— begin —

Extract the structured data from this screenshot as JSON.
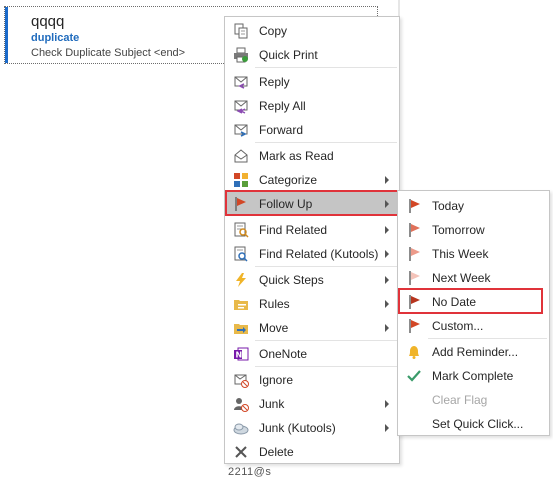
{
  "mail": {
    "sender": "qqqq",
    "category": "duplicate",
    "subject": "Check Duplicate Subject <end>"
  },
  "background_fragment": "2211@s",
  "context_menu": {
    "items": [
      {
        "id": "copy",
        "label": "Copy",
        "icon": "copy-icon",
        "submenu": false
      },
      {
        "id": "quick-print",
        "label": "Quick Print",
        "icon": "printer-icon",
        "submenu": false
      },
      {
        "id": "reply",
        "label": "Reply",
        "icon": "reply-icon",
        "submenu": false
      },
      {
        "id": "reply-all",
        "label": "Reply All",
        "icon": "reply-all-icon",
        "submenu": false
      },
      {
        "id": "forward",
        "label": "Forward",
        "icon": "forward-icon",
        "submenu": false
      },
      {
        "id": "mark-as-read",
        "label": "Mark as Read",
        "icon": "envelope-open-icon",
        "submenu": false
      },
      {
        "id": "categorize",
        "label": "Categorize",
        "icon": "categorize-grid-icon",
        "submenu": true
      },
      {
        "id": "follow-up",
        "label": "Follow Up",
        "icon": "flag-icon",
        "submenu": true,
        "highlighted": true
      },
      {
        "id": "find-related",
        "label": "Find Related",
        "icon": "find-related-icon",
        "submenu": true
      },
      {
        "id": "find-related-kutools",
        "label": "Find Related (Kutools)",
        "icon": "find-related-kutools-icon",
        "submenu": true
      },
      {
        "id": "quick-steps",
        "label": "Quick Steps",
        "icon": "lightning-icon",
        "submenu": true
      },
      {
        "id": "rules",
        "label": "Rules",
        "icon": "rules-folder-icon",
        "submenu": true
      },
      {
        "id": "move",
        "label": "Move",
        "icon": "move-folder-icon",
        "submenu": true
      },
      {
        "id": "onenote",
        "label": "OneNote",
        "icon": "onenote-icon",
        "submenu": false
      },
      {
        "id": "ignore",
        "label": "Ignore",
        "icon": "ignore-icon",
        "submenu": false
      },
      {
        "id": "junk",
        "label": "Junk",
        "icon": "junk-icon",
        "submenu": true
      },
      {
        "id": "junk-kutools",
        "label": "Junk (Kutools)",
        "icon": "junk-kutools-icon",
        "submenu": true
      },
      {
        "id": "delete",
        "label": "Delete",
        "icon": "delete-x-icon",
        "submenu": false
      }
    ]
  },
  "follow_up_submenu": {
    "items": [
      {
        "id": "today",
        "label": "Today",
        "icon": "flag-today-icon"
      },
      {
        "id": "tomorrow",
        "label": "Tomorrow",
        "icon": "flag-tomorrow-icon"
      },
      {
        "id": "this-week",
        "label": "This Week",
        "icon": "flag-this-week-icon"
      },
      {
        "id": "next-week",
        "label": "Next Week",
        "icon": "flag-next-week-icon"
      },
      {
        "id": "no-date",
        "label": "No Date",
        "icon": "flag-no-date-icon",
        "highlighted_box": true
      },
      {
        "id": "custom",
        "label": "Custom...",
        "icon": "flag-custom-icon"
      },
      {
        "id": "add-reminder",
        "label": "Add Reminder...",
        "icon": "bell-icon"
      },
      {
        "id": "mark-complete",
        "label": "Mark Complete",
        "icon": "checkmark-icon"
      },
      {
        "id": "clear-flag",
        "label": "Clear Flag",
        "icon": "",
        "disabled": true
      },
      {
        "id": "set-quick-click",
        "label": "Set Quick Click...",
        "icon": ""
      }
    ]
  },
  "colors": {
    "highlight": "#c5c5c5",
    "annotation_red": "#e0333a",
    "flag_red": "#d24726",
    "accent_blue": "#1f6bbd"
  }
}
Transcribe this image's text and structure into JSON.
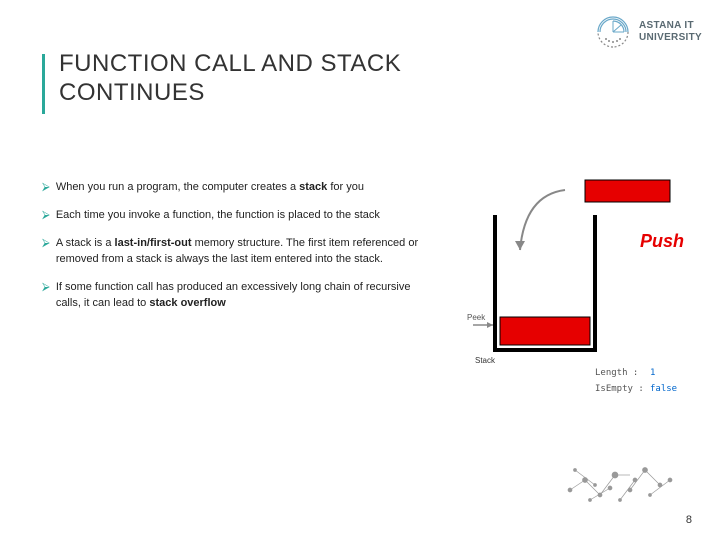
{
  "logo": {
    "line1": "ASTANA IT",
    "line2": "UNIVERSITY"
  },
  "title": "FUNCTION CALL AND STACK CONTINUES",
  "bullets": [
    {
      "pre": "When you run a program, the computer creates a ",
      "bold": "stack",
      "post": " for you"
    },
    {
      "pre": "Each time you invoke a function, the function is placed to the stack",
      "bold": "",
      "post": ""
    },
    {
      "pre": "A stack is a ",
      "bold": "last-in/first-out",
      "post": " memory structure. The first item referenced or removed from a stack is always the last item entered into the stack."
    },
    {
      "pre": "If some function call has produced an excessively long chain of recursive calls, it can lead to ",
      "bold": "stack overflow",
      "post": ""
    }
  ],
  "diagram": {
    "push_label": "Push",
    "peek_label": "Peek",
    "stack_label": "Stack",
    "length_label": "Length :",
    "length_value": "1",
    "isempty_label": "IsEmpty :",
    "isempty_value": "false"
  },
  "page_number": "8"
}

— end —

● **Exercise details**
In the copy, include no pictures; restate the listing above exactly.

● **Task solution**
Extract the structured data from this screenshot as JSON.
{
  "mail": {
    "sender": "qqqq",
    "category": "duplicate",
    "subject": "Check Duplicate Subject <end>"
  },
  "background_fragment": "2211@s",
  "context_menu": {
    "items": [
      {
        "id": "copy",
        "label": "Copy",
        "icon": "copy-icon",
        "submenu": false
      },
      {
        "id": "quick-print",
        "label": "Quick Print",
        "icon": "printer-icon",
        "submenu": false
      },
      {
        "id": "reply",
        "label": "Reply",
        "icon": "reply-icon",
        "submenu": false
      },
      {
        "id": "reply-all",
        "label": "Reply All",
        "icon": "reply-all-icon",
        "submenu": false
      },
      {
        "id": "forward",
        "label": "Forward",
        "icon": "forward-icon",
        "submenu": false
      },
      {
        "id": "mark-as-read",
        "label": "Mark as Read",
        "icon": "envelope-open-icon",
        "submenu": false
      },
      {
        "id": "categorize",
        "label": "Categorize",
        "icon": "categorize-grid-icon",
        "submenu": true
      },
      {
        "id": "follow-up",
        "label": "Follow Up",
        "icon": "flag-icon",
        "submenu": true,
        "highlighted": true
      },
      {
        "id": "find-related",
        "label": "Find Related",
        "icon": "find-related-icon",
        "submenu": true
      },
      {
        "id": "find-related-kutools",
        "label": "Find Related (Kutools)",
        "icon": "find-related-kutools-icon",
        "submenu": true
      },
      {
        "id": "quick-steps",
        "label": "Quick Steps",
        "icon": "lightning-icon",
        "submenu": true
      },
      {
        "id": "rules",
        "label": "Rules",
        "icon": "rules-folder-icon",
        "submenu": true
      },
      {
        "id": "move",
        "label": "Move",
        "icon": "move-folder-icon",
        "submenu": true
      },
      {
        "id": "onenote",
        "label": "OneNote",
        "icon": "onenote-icon",
        "submenu": false
      },
      {
        "id": "ignore",
        "label": "Ignore",
        "icon": "ignore-icon",
        "submenu": false
      },
      {
        "id": "junk",
        "label": "Junk",
        "icon": "junk-icon",
        "submenu": true
      },
      {
        "id": "junk-kutools",
        "label": "Junk (Kutools)",
        "icon": "junk-kutools-icon",
        "submenu": true
      },
      {
        "id": "delete",
        "label": "Delete",
        "icon": "delete-x-icon",
        "submenu": false
      }
    ]
  },
  "follow_up_submenu": {
    "items": [
      {
        "id": "today",
        "label": "Today",
        "icon": "flag-today-icon"
      },
      {
        "id": "tomorrow",
        "label": "Tomorrow",
        "icon": "flag-tomorrow-icon"
      },
      {
        "id": "this-week",
        "label": "This Week",
        "icon": "flag-this-week-icon"
      },
      {
        "id": "next-week",
        "label": "Next Week",
        "icon": "flag-next-week-icon"
      },
      {
        "id": "no-date",
        "label": "No Date",
        "icon": "flag-no-date-icon",
        "highlighted_box": true
      },
      {
        "id": "custom",
        "label": "Custom...",
        "icon": "flag-custom-icon"
      },
      {
        "id": "add-reminder",
        "label": "Add Reminder...",
        "icon": "bell-icon"
      },
      {
        "id": "mark-complete",
        "label": "Mark Complete",
        "icon": "checkmark-icon"
      },
      {
        "id": "clear-flag",
        "label": "Clear Flag",
        "icon": "",
        "disabled": true
      },
      {
        "id": "set-quick-click",
        "label": "Set Quick Click...",
        "icon": ""
      }
    ]
  },
  "colors": {
    "highlight": "#c5c5c5",
    "annotation_red": "#e0333a",
    "flag_red": "#d24726",
    "accent_blue": "#1f6bbd"
  }
}
Transcribe this image's text and structure into JSON.
{
  "logo": {
    "line1": "ASTANA IT",
    "line2": "UNIVERSITY"
  },
  "title": "FUNCTION CALL AND STACK CONTINUES",
  "bullets": [
    {
      "pre": "When you run a program, the computer creates a ",
      "bold": "stack",
      "post": " for you"
    },
    {
      "pre": "Each time you invoke a function, the function is placed to the stack",
      "bold": "",
      "post": ""
    },
    {
      "pre": "A stack is a ",
      "bold": "last-in/first-out",
      "post": " memory structure. The first item referenced or removed from a stack is always the last item entered into the stack."
    },
    {
      "pre": "If some function call has produced an excessively long chain of recursive calls, it can lead to ",
      "bold": "stack overflow",
      "post": ""
    }
  ],
  "diagram": {
    "push_label": "Push",
    "peek_label": "Peek",
    "stack_label": "Stack",
    "length_label": "Length :",
    "length_value": "1",
    "isempty_label": "IsEmpty :",
    "isempty_value": "false"
  },
  "page_number": "8"
}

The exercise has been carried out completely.